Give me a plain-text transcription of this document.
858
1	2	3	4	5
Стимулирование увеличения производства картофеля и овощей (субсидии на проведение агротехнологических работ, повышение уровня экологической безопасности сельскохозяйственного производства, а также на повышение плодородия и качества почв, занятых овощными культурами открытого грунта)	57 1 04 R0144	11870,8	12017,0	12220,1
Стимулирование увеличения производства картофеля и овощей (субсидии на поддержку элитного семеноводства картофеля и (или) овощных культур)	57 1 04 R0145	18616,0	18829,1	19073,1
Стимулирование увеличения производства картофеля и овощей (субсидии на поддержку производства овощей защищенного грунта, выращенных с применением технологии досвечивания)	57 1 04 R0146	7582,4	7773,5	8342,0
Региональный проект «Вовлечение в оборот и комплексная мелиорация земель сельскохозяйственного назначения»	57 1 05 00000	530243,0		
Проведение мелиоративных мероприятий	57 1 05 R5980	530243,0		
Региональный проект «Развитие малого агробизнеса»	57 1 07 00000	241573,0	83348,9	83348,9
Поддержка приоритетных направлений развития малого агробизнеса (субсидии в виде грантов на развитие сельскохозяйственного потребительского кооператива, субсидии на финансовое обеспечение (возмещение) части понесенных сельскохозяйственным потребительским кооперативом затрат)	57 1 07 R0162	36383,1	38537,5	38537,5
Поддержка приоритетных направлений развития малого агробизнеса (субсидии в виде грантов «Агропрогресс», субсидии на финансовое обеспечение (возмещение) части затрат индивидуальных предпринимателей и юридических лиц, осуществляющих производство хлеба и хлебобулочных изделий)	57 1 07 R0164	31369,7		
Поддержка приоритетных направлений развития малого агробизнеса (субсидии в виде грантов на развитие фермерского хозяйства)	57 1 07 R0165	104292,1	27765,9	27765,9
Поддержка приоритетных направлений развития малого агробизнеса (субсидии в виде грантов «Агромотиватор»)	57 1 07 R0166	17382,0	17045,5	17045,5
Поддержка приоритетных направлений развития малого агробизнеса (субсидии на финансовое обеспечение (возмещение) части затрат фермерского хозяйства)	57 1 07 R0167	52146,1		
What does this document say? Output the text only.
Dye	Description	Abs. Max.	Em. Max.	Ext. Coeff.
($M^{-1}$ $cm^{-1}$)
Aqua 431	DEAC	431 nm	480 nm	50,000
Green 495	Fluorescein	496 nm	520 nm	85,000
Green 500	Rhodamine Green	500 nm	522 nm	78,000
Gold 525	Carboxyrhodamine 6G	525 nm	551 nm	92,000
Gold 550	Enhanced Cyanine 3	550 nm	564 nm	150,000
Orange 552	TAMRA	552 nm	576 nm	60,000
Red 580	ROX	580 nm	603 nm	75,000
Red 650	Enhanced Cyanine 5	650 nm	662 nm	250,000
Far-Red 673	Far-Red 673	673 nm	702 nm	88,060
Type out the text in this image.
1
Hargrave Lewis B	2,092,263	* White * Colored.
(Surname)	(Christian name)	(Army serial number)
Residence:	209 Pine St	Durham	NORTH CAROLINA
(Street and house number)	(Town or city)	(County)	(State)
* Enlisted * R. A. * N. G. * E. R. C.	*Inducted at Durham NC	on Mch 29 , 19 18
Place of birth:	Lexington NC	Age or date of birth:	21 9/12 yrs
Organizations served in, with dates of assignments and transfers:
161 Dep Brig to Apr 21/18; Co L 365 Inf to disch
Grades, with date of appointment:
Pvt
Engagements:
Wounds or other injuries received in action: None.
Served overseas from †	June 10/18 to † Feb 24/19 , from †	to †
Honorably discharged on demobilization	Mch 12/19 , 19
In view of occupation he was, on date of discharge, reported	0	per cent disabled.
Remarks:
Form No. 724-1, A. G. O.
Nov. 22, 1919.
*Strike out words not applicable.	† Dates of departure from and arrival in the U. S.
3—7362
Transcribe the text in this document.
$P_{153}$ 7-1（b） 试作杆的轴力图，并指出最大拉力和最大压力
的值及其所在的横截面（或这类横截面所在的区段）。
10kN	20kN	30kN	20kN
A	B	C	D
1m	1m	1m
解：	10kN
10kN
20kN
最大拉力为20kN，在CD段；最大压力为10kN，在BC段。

•••••

**SHORT PROBLEM**
From the data above, copy each line that holds "this".

**EXERCISE RESULT**
Give me a plain-text transcription of this document.
What does this document say? Output the text only.
Type out the text in this image.
Transcribe the text in this document.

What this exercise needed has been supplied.